▶ **Information shown**
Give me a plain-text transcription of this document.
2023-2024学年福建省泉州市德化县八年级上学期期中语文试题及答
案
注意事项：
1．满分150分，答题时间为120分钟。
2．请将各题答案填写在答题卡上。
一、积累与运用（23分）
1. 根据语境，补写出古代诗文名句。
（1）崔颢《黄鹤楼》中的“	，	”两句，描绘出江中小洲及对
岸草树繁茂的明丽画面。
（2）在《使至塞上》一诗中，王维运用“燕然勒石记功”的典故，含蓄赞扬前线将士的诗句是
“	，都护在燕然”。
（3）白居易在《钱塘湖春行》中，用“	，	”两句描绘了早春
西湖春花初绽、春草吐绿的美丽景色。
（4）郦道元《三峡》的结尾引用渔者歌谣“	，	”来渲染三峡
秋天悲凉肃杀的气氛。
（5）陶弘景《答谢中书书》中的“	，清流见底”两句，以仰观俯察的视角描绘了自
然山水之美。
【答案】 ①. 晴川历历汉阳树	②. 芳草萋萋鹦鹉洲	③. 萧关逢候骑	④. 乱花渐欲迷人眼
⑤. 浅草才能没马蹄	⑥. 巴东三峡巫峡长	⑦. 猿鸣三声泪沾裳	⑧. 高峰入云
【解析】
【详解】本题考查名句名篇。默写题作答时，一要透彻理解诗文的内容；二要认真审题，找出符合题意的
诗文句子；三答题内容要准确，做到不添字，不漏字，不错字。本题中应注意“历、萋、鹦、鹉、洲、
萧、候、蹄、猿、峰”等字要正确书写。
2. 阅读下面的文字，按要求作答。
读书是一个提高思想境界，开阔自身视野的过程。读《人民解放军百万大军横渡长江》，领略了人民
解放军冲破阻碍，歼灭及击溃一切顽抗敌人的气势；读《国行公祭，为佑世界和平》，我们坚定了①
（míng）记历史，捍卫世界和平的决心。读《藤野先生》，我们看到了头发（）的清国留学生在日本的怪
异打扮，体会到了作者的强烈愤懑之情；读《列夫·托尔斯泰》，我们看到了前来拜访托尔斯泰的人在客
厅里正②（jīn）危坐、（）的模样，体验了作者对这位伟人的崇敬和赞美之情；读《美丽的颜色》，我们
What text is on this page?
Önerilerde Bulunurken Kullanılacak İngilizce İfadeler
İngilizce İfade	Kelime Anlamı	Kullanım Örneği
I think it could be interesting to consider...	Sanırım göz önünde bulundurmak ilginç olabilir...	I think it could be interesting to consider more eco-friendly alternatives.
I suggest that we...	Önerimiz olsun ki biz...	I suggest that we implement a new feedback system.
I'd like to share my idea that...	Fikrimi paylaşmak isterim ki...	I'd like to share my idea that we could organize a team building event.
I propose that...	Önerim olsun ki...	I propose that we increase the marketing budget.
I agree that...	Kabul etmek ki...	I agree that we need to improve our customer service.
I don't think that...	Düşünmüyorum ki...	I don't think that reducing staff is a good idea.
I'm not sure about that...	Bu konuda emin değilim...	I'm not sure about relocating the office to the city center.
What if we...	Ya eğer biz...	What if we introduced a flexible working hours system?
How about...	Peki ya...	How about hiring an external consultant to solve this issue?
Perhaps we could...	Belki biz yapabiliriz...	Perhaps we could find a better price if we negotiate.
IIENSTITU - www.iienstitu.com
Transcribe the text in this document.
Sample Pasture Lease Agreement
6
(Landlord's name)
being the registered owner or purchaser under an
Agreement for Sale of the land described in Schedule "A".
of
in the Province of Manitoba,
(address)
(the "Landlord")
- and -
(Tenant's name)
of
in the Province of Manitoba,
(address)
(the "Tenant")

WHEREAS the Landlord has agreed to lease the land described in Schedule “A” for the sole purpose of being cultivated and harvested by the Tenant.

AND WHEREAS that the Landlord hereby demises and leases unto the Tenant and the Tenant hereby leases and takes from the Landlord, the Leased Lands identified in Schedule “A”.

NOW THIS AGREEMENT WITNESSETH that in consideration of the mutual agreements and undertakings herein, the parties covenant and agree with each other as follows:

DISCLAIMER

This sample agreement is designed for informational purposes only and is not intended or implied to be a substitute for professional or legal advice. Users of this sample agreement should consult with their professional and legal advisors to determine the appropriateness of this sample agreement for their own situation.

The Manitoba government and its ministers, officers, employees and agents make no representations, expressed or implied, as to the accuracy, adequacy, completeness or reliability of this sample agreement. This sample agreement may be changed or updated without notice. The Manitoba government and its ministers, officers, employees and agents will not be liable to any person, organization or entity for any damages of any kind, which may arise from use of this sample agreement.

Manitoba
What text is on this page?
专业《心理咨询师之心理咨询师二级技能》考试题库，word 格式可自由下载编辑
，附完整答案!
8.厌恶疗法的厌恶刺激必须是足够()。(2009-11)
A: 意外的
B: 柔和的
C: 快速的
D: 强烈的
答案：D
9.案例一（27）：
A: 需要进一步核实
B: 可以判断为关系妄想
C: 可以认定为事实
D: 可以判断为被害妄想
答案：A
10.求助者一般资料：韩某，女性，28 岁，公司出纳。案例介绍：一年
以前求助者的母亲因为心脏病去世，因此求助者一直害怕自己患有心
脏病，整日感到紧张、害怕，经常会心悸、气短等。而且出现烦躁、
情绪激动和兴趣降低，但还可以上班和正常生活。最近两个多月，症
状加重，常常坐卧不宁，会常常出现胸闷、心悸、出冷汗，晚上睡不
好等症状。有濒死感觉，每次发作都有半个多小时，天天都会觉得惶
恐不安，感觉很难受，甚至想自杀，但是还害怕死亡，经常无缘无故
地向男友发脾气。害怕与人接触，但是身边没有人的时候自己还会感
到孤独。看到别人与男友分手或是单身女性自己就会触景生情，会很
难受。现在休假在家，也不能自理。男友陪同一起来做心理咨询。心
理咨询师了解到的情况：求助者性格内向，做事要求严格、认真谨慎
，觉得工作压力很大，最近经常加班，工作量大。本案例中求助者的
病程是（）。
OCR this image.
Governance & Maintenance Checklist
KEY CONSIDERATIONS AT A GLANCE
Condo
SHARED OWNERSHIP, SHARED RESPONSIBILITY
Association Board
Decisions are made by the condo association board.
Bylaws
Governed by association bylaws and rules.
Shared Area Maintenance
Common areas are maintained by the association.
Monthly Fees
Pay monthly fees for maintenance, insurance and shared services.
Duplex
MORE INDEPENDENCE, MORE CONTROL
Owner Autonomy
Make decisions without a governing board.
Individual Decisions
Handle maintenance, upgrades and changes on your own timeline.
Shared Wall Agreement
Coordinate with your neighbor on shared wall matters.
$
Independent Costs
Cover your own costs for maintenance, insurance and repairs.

▶ **Exercise description**
Identify and copy lines that hold the string "system".

▶ **Answer for the task**
I suggest that we...	Önerimiz olsun ki biz...	I suggest that we implement a new feedback system.
What if we...	Ya eğer biz...	What if we introduced a flexible working hours system?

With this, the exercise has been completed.